> [Goal]:
Reproduce the listing below exactly. Pictures do not belong in the copy.

(Recorded data)
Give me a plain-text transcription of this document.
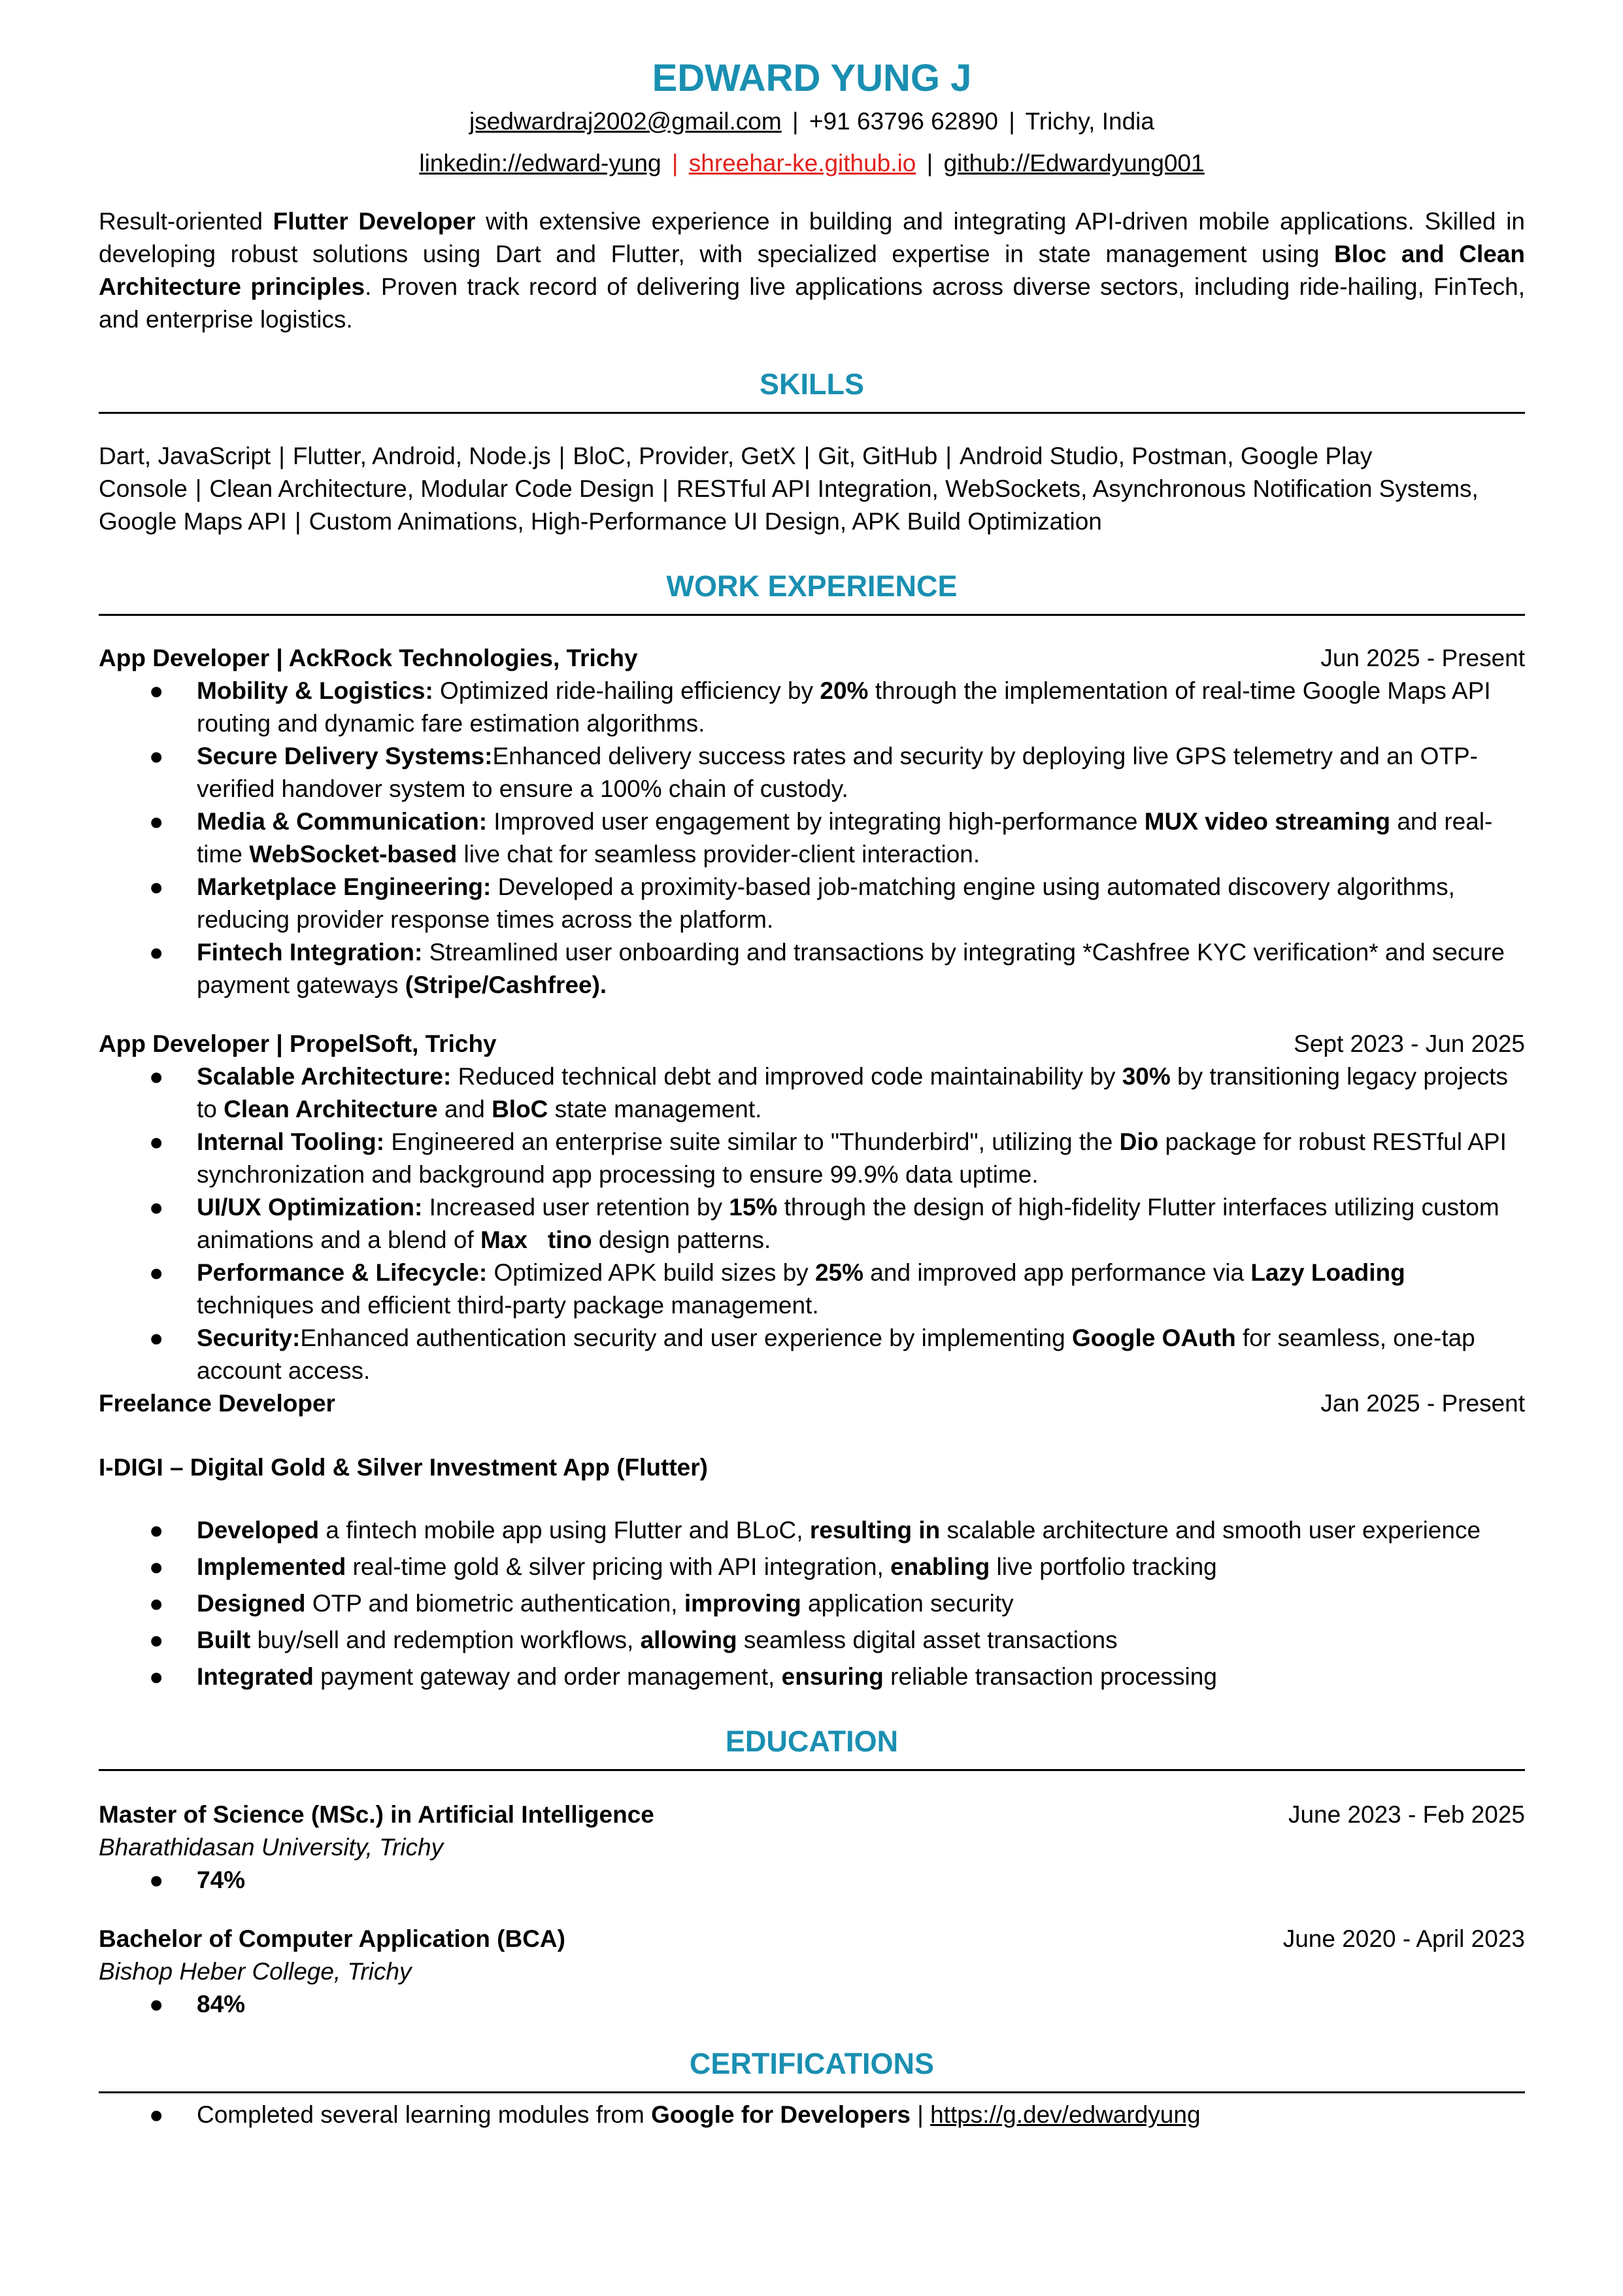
EDWARD YUNG J
jsedwardraj2002@gmail.com | +91 63796 62890 | Trichy, India
linkedin://edward-yung | shreehar-ke.github.io | github://Edwardyung001

Result-oriented Flutter Developer with extensive experience in building and integrating API-driven mobile applications. Skilled in developing robust solutions using Dart and Flutter, with specialized expertise in state management using Bloc and Clean Architecture principles. Proven track record of delivering live applications across diverse sectors, including ride-hailing, FinTech, and enterprise logistics.

SKILLS
Dart, JavaScript | Flutter, Android, Node.js | BloC, Provider, GetX | Git, GitHub | Android Studio, Postman, Google Play Console | Clean Architecture, Modular Code Design | RESTful API Integration, WebSockets, Asynchronous Notification Systems, Google Maps API | Custom Animations, High-Performance UI Design, APK Build Optimization
WORK EXPERIENCE
App Developer | AckRock Technologies, Trichy	Jun 2025 - Present
● Mobility & Logistics: Optimized ride-hailing efficiency by 20% through the implementation of real-time Google Maps API routing and dynamic fare estimation algorithms.
● Secure Delivery Systems:Enhanced delivery success rates and security by deploying live GPS telemetry and an OTP-verified handover system to ensure a 100% chain of custody.
● Media & Communication: Improved user engagement by integrating high-performance MUX video streaming and real-time WebSocket-based live chat for seamless provider-client interaction.
● Marketplace Engineering: Developed a proximity-based job-matching engine using automated discovery algorithms, reducing provider response times across the platform.
● Fintech Integration: Streamlined user onboarding and transactions by integrating *Cashfree KYC verification* and secure payment gateways (Stripe/Cashfree).
App Developer | PropelSoft, Trichy	Sept 2023 - Jun 2025
● Scalable Architecture: Reduced technical debt and improved code maintainability by 30% by transitioning legacy projects to Clean Architecture and BloC state management.
● Internal Tooling: Engineered an enterprise suite similar to "Thunderbird", utilizing the Dio package for robust RESTful API synchronization and background app processing to ensure 99.9% data uptime.
● UI/UX Optimization: Increased user retention by 15% through the design of high-fidelity Flutter interfaces utilizing custom animations and a blend of Max   tino design patterns.
● Performance & Lifecycle: Optimized APK build sizes by 25% and improved app performance via Lazy Loading techniques and efficient third-party package management.
● Security:Enhanced authentication security and user experience by implementing Google OAuth for seamless, one-tap account access.
Freelance Developer	Jan 2025 - Present
I-DIGI – Digital Gold & Silver Investment App (Flutter)
● Developed a fintech mobile app using Flutter and BLoC, resulting in scalable architecture and smooth user experience
● Implemented real-time gold & silver pricing with API integration, enabling live portfolio tracking
● Designed OTP and biometric authentication, improving application security
● Built buy/sell and redemption workflows, allowing seamless digital asset transactions
● Integrated payment gateway and order management, ensuring reliable transaction processing
EDUCATION
Master of Science (MSc.) in Artificial Intelligence	June 2023 - Feb 2025
Bharathidasan University, Trichy
● 74%
Bachelor of Computer Application (BCA)	June 2020 - April 2023
Bishop Heber College, Trichy
● 84%
CERTIFICATIONS
● Completed several learning modules from Google for Developers | https://g.dev/edwardyung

> [Reply]:
Give me a plain-text transcription of this document.
EDWARD YUNG J
jsedwardraj2002@gmail.com | +91 63796 62890 | Trichy, India
linkedin://edward-yung | shreehar-ke.github.io | github://Edwardyung001

Result-oriented Flutter Developer with extensive experience in building and integrating API-driven mobile applications. Skilled in developing robust solutions using Dart and Flutter, with specialized expertise in state management using Bloc and Clean Architecture principles. Proven track record of delivering live applications across diverse sectors, including ride-hailing, FinTech, and enterprise logistics.

SKILLS
Dart, JavaScript | Flutter, Android, Node.js | BloC, Provider, GetX | Git, GitHub | Android Studio, Postman, Google Play Console | Clean Architecture, Modular Code Design | RESTful API Integration, WebSockets, Asynchronous Notification Systems, Google Maps API | Custom Animations, High-Performance UI Design, APK Build Optimization
WORK EXPERIENCE
App Developer | AckRock Technologies, Trichy	Jun 2025 - Present
● Mobility & Logistics: Optimized ride-hailing efficiency by 20% through the implementation of real-time Google Maps API routing and dynamic fare estimation algorithms.
● Secure Delivery Systems:Enhanced delivery success rates and security by deploying live GPS telemetry and an OTP-verified handover system to ensure a 100% chain of custody.
● Media & Communication: Improved user engagement by integrating high-performance MUX video streaming and real-time WebSocket-based live chat for seamless provider-client interaction.
● Marketplace Engineering: Developed a proximity-based job-matching engine using automated discovery algorithms, reducing provider response times across the platform.
● Fintech Integration: Streamlined user onboarding and transactions by integrating *Cashfree KYC verification* and secure payment gateways (Stripe/Cashfree).
App Developer | PropelSoft, Trichy	Sept 2023 - Jun 2025
● Scalable Architecture: Reduced technical debt and improved code maintainability by 30% by transitioning legacy projects to Clean Architecture and BloC state management.
● Internal Tooling: Engineered an enterprise suite similar to "Thunderbird", utilizing the Dio package for robust RESTful API synchronization and background app processing to ensure 99.9% data uptime.
● UI/UX Optimization: Increased user retention by 15% through the design of high-fidelity Flutter interfaces utilizing custom animations and a blend of Max   tino design patterns.
● Performance & Lifecycle: Optimized APK build sizes by 25% and improved app performance via Lazy Loading techniques and efficient third-party package management.
● Security:Enhanced authentication security and user experience by implementing Google OAuth for seamless, one-tap account access.
Freelance Developer	Jan 2025 - Present
I-DIGI – Digital Gold & Silver Investment App (Flutter)
● Developed a fintech mobile app using Flutter and BLoC, resulting in scalable architecture and smooth user experience
● Implemented real-time gold & silver pricing with API integration, enabling live portfolio tracking
● Designed OTP and biometric authentication, improving application security
● Built buy/sell and redemption workflows, allowing seamless digital asset transactions
● Integrated payment gateway and order management, ensuring reliable transaction processing
EDUCATION
Master of Science (MSc.) in Artificial Intelligence	June 2023 - Feb 2025
Bharathidasan University, Trichy
● 74%
Bachelor of Computer Application (BCA)	June 2020 - April 2023
Bishop Heber College, Trichy
● 84%
CERTIFICATIONS
● Completed several learning modules from Google for Developers | https://g.dev/edwardyung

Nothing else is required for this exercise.